-- START OF Entries provided --

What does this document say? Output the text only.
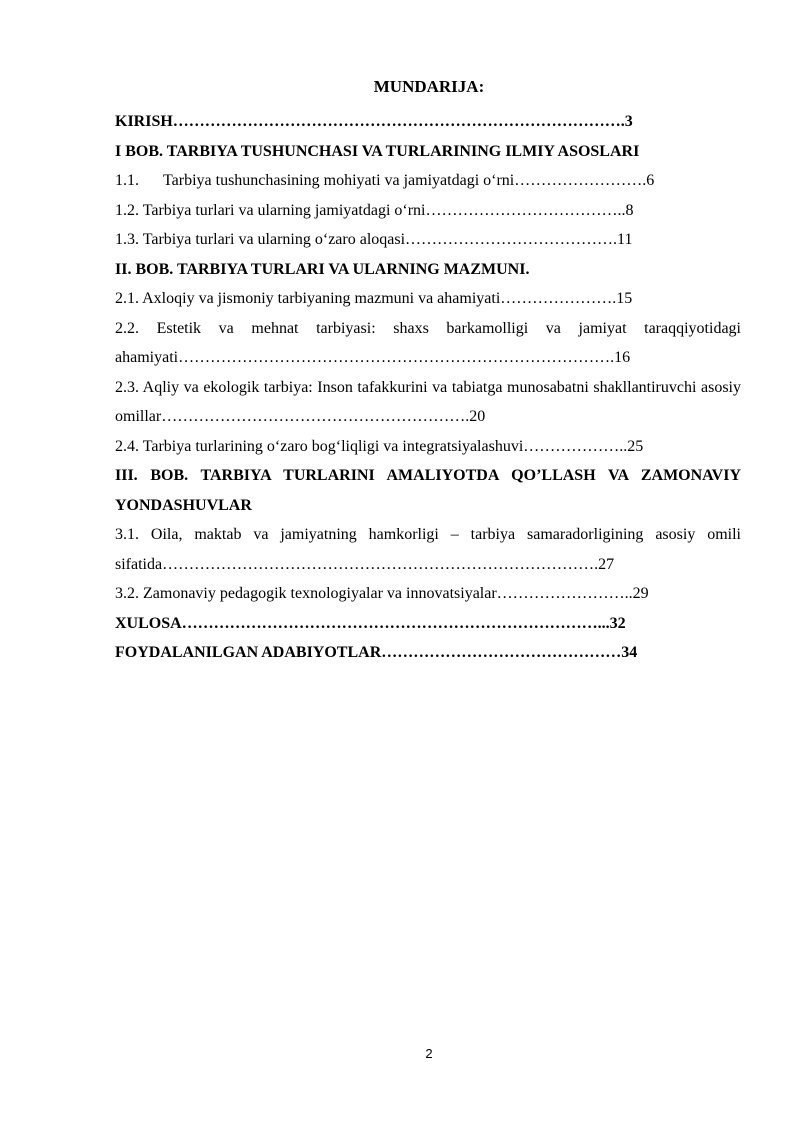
MUNDARIJA:
KIRISH………………………………………………………………………….3
I BOB. TARBIYA TUSHUNCHASI VA TURLARINING ILMIY ASOSLARI
1.1. Tarbiya tushunchasining mohiyati va jamiyatdagi o‘rni…………………….6
1.2. Tarbiya turlari va ularning jamiyatdagi o‘rni………………………………..8
1.3. Tarbiya turlari va ularning o‘zaro aloqasi………………………………….11
II. BOB. TARBIYA TURLARI VA ULARNING MAZMUNI.
2.1. Axloqiy va jismoniy tarbiyaning mazmuni va ahamiyati………………….15
2.2. Estetik va mehnat tarbiyasi: shaxs barkamolligi va jamiyat taraqqiyotidagi ahamiyati……………………………………………………………………….16
2.3. Aqliy va ekologik tarbiya: Inson tafakkurini va tabiatga munosabatni shakllantiruvchi asosiy omillar………………………………………………….20
2.4. Tarbiya turlarining o‘zaro bog‘liqligi va integratsiyalashuvi………………..25
III. BOB. TARBIYA TURLARINI AMALIYOTDA QO’LLASH VA ZAMONAVIY YONDASHUVLAR
3.1. Oila, maktab va jamiyatning hamkorligi – tarbiya samaradorligining asosiy omili sifatida……………………………………………………………………….27
3.2. Zamonaviy pedagogik texnologiyalar va innovatsiyalar……………………..29
XULOSA……………………………………………………………………...32
FOYDALANILGAN ADABIYOTLAR………………………………………34
2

-- END OF Entries provided --

Your instructions |
Without the pictures, print the records in full, exactly as they appear.

In response |
What does this document say? Output the text only.
MUNDARIJA:
KIRISH………………………………………………………………………….3
I BOB. TARBIYA TUSHUNCHASI VA TURLARINING ILMIY ASOSLARI
1.1. Tarbiya tushunchasining mohiyati va jamiyatdagi o‘rni…………………….6
1.2. Tarbiya turlari va ularning jamiyatdagi o‘rni………………………………..8
1.3. Tarbiya turlari va ularning o‘zaro aloqasi………………………………….11
II. BOB. TARBIYA TURLARI VA ULARNING MAZMUNI.
2.1. Axloqiy va jismoniy tarbiyaning mazmuni va ahamiyati………………….15
2.2. Estetik va mehnat tarbiyasi: shaxs barkamolligi va jamiyat taraqqiyotidagi ahamiyati……………………………………………………………………….16
2.3. Aqliy va ekologik tarbiya: Inson tafakkurini va tabiatga munosabatni shakllantiruvchi asosiy omillar………………………………………………….20
2.4. Tarbiya turlarining o‘zaro bog‘liqligi va integratsiyalashuvi………………..25
III. BOB. TARBIYA TURLARINI AMALIYOTDA QO’LLASH VA ZAMONAVIY YONDASHUVLAR
3.1. Oila, maktab va jamiyatning hamkorligi – tarbiya samaradorligining asosiy omili sifatida……………………………………………………………………….27
3.2. Zamonaviy pedagogik texnologiyalar va innovatsiyalar……………………..29
XULOSA……………………………………………………………………...32
FOYDALANILGAN ADABIYOTLAR………………………………………34
2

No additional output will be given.